GIVEN ENTRIES>
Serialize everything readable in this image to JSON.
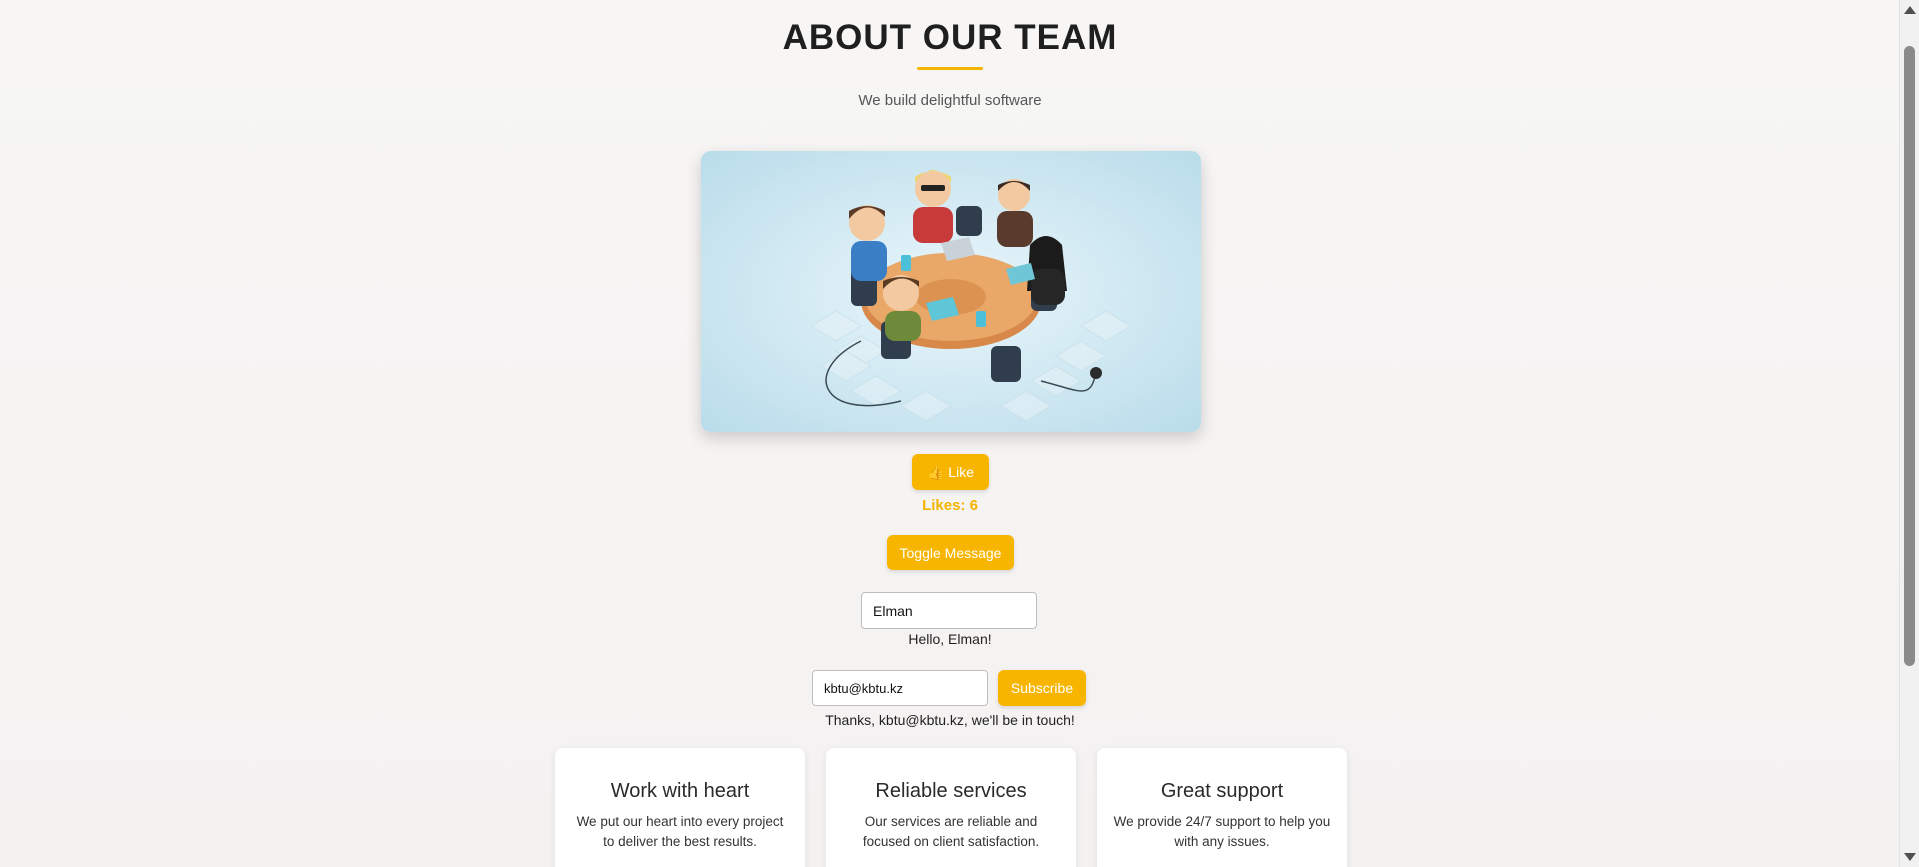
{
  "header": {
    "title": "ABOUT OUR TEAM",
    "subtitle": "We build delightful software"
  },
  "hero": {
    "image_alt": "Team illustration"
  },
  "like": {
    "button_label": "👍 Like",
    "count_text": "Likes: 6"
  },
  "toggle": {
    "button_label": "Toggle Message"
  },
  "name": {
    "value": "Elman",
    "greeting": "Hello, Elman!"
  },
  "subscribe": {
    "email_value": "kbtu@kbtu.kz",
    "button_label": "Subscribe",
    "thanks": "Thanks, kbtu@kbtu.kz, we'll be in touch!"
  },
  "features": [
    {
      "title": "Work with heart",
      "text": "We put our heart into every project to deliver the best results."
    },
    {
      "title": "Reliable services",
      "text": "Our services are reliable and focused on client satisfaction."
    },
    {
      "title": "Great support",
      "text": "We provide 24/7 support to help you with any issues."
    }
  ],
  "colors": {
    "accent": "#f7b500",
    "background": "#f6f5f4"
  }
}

EXERCISE>
Working from the material above, transcribe it exactly while omitting pictures.

EXPECTED ANSWER>
Serialize everything readable in this image to JSON.
{
  "header": {
    "title": "ABOUT OUR TEAM",
    "subtitle": "We build delightful software"
  },
  "hero": {
    "image_alt": "Team illustration"
  },
  "like": {
    "button_label": "👍 Like",
    "count_text": "Likes: 6"
  },
  "toggle": {
    "button_label": "Toggle Message"
  },
  "name": {
    "value": "Elman",
    "greeting": "Hello, Elman!"
  },
  "subscribe": {
    "email_value": "kbtu@kbtu.kz",
    "button_label": "Subscribe",
    "thanks": "Thanks, kbtu@kbtu.kz, we'll be in touch!"
  },
  "features": [
    {
      "title": "Work with heart",
      "text": "We put our heart into every project to deliver the best results."
    },
    {
      "title": "Reliable services",
      "text": "Our services are reliable and focused on client satisfaction."
    },
    {
      "title": "Great support",
      "text": "We provide 24/7 support to help you with any issues."
    }
  ],
  "colors": {
    "accent": "#f7b500",
    "background": "#f6f5f4"
  }
}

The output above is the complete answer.